Could you write out every entry exactly as it stands?

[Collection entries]

START

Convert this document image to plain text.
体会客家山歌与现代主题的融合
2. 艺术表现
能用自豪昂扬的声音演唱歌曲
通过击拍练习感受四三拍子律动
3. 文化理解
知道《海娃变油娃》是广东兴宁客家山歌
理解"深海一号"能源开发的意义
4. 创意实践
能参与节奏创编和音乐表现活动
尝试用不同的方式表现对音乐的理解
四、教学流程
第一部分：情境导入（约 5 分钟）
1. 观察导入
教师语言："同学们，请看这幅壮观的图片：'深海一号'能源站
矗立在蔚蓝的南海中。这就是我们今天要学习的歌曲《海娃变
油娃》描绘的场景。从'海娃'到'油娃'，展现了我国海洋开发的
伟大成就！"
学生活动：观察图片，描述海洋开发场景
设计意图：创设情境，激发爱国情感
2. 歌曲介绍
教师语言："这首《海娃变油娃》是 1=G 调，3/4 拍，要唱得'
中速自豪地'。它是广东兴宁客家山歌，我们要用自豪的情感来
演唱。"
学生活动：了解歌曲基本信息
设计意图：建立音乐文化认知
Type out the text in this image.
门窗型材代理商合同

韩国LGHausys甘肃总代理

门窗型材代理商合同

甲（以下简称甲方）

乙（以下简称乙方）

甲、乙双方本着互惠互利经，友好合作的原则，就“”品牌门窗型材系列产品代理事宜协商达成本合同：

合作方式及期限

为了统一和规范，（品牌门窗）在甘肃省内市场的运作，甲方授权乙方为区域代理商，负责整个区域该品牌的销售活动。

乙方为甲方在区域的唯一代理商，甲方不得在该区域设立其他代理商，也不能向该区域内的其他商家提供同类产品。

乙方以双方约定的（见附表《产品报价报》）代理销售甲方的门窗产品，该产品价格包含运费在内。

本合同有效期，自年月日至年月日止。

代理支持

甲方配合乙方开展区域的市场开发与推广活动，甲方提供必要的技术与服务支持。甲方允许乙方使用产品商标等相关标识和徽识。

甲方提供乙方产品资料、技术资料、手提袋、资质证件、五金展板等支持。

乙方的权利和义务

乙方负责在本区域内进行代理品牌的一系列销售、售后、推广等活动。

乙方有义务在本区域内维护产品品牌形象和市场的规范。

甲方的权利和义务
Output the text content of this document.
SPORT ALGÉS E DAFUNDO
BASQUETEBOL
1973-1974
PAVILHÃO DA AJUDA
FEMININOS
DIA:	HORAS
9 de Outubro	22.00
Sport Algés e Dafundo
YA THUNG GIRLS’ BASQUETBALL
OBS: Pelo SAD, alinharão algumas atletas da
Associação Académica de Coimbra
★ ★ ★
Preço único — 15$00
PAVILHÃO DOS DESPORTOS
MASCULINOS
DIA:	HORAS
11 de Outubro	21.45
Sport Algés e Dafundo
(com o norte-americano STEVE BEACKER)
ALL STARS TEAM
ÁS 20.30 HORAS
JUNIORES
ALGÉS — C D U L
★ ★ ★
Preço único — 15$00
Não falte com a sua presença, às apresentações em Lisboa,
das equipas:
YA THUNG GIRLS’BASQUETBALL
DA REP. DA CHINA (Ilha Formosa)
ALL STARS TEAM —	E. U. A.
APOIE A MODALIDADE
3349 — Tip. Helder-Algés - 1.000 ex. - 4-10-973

END

== In response ==
Convert this document image to plain text.
体会客家山歌与现代主题的融合
2. 艺术表现
能用自豪昂扬的声音演唱歌曲
通过击拍练习感受四三拍子律动
3. 文化理解
知道《海娃变油娃》是广东兴宁客家山歌
理解"深海一号"能源开发的意义
4. 创意实践
能参与节奏创编和音乐表现活动
尝试用不同的方式表现对音乐的理解
四、教学流程
第一部分：情境导入（约 5 分钟）
1. 观察导入
教师语言："同学们，请看这幅壮观的图片：'深海一号'能源站
矗立在蔚蓝的南海中。这就是我们今天要学习的歌曲《海娃变
油娃》描绘的场景。从'海娃'到'油娃'，展现了我国海洋开发的
伟大成就！"
学生活动：观察图片，描述海洋开发场景
设计意图：创设情境，激发爱国情感
2. 歌曲介绍
教师语言："这首《海娃变油娃》是 1=G 调，3/4 拍，要唱得'
中速自豪地'。它是广东兴宁客家山歌，我们要用自豪的情感来
演唱。"
学生活动：了解歌曲基本信息
设计意图：建立音乐文化认知
Type out the text in this image.
门窗型材代理商合同

韩国LGHausys甘肃总代理

门窗型材代理商合同

甲（以下简称甲方）

乙（以下简称乙方）

甲、乙双方本着互惠互利经，友好合作的原则，就“”品牌门窗型材系列产品代理事宜协商达成本合同：

合作方式及期限

为了统一和规范，（品牌门窗）在甘肃省内市场的运作，甲方授权乙方为区域代理商，负责整个区域该品牌的销售活动。

乙方为甲方在区域的唯一代理商，甲方不得在该区域设立其他代理商，也不能向该区域内的其他商家提供同类产品。

乙方以双方约定的（见附表《产品报价报》）代理销售甲方的门窗产品，该产品价格包含运费在内。

本合同有效期，自年月日至年月日止。

代理支持

甲方配合乙方开展区域的市场开发与推广活动，甲方提供必要的技术与服务支持。甲方允许乙方使用产品商标等相关标识和徽识。

甲方提供乙方产品资料、技术资料、手提袋、资质证件、五金展板等支持。

乙方的权利和义务

乙方负责在本区域内进行代理品牌的一系列销售、售后、推广等活动。

乙方有义务在本区域内维护产品品牌形象和市场的规范。

甲方的权利和义务
Output the text content of this document.
SPORT ALGÉS E DAFUNDO
BASQUETEBOL
1973-1974
PAVILHÃO DA AJUDA
FEMININOS
DIA:	HORAS
9 de Outubro	22.00
Sport Algés e Dafundo
YA THUNG GIRLS’ BASQUETBALL
OBS: Pelo SAD, alinharão algumas atletas da
Associação Académica de Coimbra
★ ★ ★
Preço único — 15$00
PAVILHÃO DOS DESPORTOS
MASCULINOS
DIA:	HORAS
11 de Outubro	21.45
Sport Algés e Dafundo
(com o norte-americano STEVE BEACKER)
ALL STARS TEAM
ÁS 20.30 HORAS
JUNIORES
ALGÉS — C D U L
★ ★ ★
Preço único — 15$00
Não falte com a sua presença, às apresentações em Lisboa,
das equipas:
YA THUNG GIRLS’BASQUETBALL
DA REP. DA CHINA (Ilha Formosa)
ALL STARS TEAM —	E. U. A.
APOIE A MODALIDADE
3349 — Tip. Helder-Algés - 1.000 ex. - 4-10-973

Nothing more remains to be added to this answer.